[Start Supplied records]
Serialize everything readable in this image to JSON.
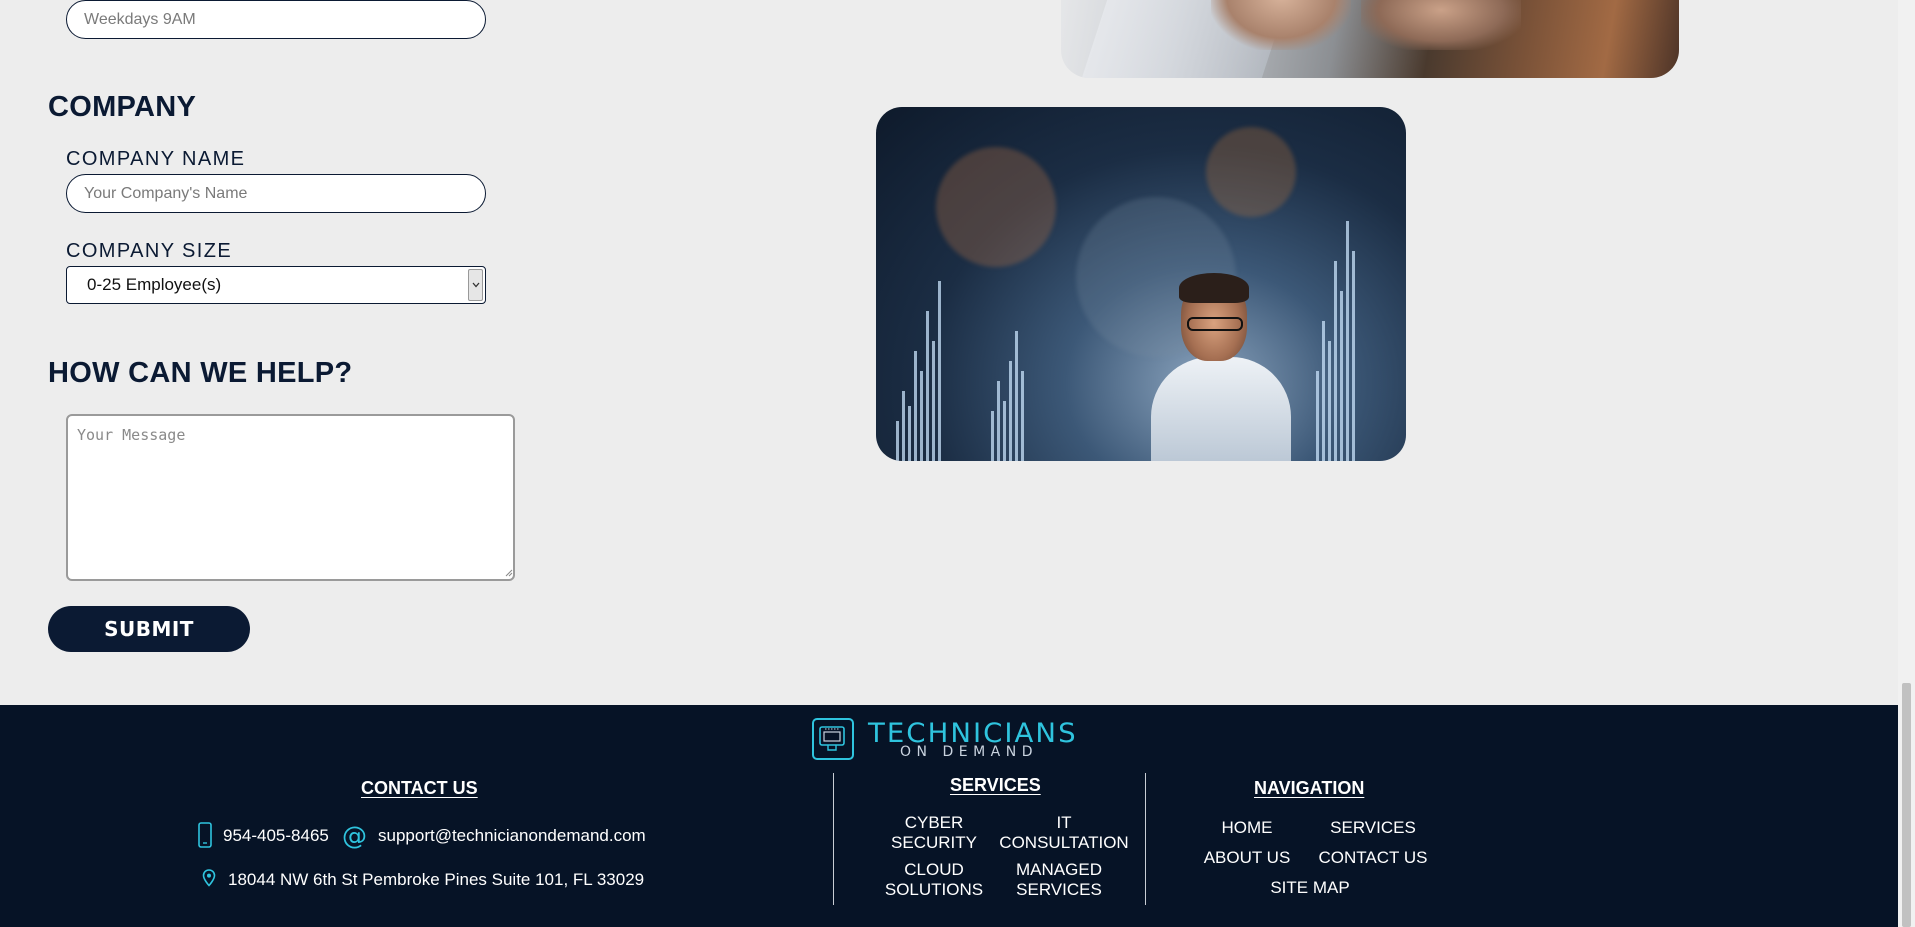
{
  "form": {
    "time_field": {
      "placeholder": "Weekdays 9AM"
    },
    "company_heading": "COMPANY",
    "company_name": {
      "label": "COMPANY NAME",
      "placeholder": "Your Company's Name"
    },
    "company_size": {
      "label": "COMPANY SIZE",
      "selected": "0-25 Employee(s)"
    },
    "help_heading": "HOW CAN WE HELP?",
    "message": {
      "placeholder": "Your Message"
    },
    "submit_label": "SUBMIT"
  },
  "footer": {
    "logo": {
      "main": "TECHNICIANS",
      "sub": "ON DEMAND"
    },
    "contact": {
      "heading": "CONTACT US",
      "phone": "954-405-8465",
      "email": "support@technicianondemand.com",
      "address": "18044 NW 6th St Pembroke Pines Suite 101, FL 33029",
      "icons": {
        "phone": "phone-icon",
        "email": "at-icon",
        "address": "map-pin-icon"
      }
    },
    "services": {
      "heading": "SERVICES",
      "items": [
        {
          "line1": "CYBER",
          "line2": "SECURITY"
        },
        {
          "line1": "IT",
          "line2": "CONSULTATION"
        },
        {
          "line1": "CLOUD",
          "line2": "SOLUTIONS"
        },
        {
          "line1": "MANAGED",
          "line2": "SERVICES"
        }
      ]
    },
    "navigation": {
      "heading": "NAVIGATION",
      "items": [
        "HOME",
        "SERVICES",
        "ABOUT US",
        "CONTACT US",
        "SITE MAP"
      ]
    }
  },
  "colors": {
    "navy": "#0b1a33",
    "footer_bg": "#061326",
    "accent": "#2fc4de",
    "page_bg": "#ededed"
  }
}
[End Supplied records]
• [Goal]
Every record above should be written out again without change, except that the pictures are left out.

• [Output for this exercise]
Serialize everything readable in this image to JSON.
{
  "form": {
    "time_field": {
      "placeholder": "Weekdays 9AM"
    },
    "company_heading": "COMPANY",
    "company_name": {
      "label": "COMPANY NAME",
      "placeholder": "Your Company's Name"
    },
    "company_size": {
      "label": "COMPANY SIZE",
      "selected": "0-25 Employee(s)"
    },
    "help_heading": "HOW CAN WE HELP?",
    "message": {
      "placeholder": "Your Message"
    },
    "submit_label": "SUBMIT"
  },
  "footer": {
    "logo": {
      "main": "TECHNICIANS",
      "sub": "ON DEMAND"
    },
    "contact": {
      "heading": "CONTACT US",
      "phone": "954-405-8465",
      "email": "support@technicianondemand.com",
      "address": "18044 NW 6th St Pembroke Pines Suite 101, FL 33029",
      "icons": {
        "phone": "phone-icon",
        "email": "at-icon",
        "address": "map-pin-icon"
      }
    },
    "services": {
      "heading": "SERVICES",
      "items": [
        {
          "line1": "CYBER",
          "line2": "SECURITY"
        },
        {
          "line1": "IT",
          "line2": "CONSULTATION"
        },
        {
          "line1": "CLOUD",
          "line2": "SOLUTIONS"
        },
        {
          "line1": "MANAGED",
          "line2": "SERVICES"
        }
      ]
    },
    "navigation": {
      "heading": "NAVIGATION",
      "items": [
        "HOME",
        "SERVICES",
        "ABOUT US",
        "CONTACT US",
        "SITE MAP"
      ]
    }
  },
  "colors": {
    "navy": "#0b1a33",
    "footer_bg": "#061326",
    "accent": "#2fc4de",
    "page_bg": "#ededed"
  }
}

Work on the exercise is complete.